Prompt
Below is a block of records. Copy every line in it that contains the word "Puchar".

Data provided
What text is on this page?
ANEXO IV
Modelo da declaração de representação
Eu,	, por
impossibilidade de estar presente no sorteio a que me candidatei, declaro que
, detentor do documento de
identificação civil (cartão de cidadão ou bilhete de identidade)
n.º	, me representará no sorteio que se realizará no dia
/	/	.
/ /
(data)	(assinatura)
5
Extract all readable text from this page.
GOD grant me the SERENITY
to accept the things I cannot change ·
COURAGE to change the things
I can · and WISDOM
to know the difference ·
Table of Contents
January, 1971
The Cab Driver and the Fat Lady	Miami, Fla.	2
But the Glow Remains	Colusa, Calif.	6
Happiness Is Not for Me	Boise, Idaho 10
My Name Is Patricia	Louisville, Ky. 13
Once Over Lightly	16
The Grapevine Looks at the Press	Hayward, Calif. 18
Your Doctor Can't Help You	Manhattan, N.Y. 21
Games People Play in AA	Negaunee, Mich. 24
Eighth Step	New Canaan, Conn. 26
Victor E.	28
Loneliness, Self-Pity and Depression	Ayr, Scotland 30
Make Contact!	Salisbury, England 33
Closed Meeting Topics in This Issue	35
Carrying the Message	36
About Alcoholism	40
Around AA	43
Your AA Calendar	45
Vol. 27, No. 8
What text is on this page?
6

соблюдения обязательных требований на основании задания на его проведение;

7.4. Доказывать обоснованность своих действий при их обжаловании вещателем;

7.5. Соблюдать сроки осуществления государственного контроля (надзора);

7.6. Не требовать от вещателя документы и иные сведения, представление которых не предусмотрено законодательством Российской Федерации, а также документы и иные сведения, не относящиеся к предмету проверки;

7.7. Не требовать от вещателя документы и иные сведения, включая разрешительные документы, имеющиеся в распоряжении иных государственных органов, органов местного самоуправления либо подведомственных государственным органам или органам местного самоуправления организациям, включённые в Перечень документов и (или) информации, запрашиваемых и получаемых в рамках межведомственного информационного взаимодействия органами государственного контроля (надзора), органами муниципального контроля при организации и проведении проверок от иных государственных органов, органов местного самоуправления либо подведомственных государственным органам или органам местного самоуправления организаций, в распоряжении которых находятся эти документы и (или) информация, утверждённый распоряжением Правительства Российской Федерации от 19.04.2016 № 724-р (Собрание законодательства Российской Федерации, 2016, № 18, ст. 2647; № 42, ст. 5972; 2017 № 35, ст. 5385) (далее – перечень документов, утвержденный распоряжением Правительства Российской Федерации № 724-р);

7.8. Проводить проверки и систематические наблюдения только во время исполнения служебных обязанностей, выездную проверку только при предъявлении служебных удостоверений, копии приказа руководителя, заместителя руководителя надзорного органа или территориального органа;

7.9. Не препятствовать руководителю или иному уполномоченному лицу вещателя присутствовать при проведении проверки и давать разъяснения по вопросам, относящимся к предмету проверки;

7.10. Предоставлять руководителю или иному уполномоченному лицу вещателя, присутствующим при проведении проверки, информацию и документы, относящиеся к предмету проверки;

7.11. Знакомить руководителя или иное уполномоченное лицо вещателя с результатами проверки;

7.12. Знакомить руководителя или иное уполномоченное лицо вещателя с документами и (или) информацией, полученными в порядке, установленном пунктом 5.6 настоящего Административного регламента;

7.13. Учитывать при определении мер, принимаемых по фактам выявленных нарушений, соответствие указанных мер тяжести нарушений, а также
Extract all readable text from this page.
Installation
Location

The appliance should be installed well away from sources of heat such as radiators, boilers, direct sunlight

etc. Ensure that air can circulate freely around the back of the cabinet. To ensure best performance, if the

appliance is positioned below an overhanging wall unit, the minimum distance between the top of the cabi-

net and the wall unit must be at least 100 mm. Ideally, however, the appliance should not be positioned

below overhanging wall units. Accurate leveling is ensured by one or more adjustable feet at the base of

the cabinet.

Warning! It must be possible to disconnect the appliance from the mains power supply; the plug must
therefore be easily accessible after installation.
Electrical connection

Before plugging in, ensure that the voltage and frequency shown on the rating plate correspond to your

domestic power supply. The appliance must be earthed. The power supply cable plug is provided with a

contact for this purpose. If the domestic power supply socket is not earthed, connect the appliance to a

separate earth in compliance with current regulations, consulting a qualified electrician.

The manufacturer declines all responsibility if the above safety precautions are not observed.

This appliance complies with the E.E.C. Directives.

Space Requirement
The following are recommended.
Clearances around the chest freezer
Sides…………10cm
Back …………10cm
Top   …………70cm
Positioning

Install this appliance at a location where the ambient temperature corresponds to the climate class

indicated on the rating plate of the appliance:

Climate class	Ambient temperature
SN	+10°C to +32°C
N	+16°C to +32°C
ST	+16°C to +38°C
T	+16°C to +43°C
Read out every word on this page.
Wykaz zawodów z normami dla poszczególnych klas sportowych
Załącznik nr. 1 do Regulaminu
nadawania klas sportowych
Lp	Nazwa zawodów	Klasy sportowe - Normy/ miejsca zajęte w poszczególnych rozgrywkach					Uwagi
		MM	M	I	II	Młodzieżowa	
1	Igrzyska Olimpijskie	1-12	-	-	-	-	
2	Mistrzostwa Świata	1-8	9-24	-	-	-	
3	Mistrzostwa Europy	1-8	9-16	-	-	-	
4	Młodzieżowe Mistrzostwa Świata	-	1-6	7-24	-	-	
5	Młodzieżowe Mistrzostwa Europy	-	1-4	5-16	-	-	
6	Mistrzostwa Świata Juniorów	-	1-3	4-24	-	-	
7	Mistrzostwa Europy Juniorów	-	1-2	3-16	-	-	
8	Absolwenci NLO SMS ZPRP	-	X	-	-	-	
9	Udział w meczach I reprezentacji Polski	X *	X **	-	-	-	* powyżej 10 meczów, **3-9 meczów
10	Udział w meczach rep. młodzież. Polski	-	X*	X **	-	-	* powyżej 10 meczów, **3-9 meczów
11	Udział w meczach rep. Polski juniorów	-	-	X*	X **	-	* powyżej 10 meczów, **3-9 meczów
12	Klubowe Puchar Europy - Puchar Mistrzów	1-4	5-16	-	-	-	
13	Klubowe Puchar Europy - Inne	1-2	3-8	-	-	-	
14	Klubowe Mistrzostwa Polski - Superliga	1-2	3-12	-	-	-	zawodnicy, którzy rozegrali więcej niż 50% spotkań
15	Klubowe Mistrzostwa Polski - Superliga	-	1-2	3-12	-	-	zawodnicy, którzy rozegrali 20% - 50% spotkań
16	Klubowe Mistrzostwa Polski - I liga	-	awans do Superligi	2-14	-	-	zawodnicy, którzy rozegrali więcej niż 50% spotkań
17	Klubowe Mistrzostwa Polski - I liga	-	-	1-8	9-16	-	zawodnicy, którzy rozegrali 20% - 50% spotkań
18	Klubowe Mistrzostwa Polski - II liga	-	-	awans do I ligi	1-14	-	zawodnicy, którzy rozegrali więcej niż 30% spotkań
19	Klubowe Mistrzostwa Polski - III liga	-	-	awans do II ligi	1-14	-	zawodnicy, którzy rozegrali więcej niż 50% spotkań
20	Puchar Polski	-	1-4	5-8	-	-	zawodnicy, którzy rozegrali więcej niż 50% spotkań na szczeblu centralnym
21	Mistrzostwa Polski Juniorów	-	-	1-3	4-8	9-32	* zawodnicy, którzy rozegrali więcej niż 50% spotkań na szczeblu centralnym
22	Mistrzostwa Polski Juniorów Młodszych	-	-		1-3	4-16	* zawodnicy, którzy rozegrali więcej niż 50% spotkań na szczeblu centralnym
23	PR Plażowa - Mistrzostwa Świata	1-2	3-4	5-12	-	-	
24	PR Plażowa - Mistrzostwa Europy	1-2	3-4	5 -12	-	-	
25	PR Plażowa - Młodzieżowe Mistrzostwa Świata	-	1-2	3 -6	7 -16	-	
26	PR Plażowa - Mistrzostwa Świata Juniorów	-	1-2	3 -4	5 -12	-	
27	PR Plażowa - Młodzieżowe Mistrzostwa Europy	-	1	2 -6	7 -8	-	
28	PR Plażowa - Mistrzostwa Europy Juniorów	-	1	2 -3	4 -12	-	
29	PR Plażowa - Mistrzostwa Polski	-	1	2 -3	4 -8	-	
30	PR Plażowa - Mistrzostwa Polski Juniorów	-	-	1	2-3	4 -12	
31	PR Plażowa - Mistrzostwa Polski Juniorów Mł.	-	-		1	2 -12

Result
12	Klubowe Puchar Europy - Puchar Mistrzów	1-4	5-16	-	-	-	
13	Klubowe Puchar Europy - Inne	1-2	3-8	-	-	-	
20	Puchar Polski	-	1-4	5-8	-	-	zawodnicy, którzy rozegrali więcej niż 50% spotkań na szczeblu centralnym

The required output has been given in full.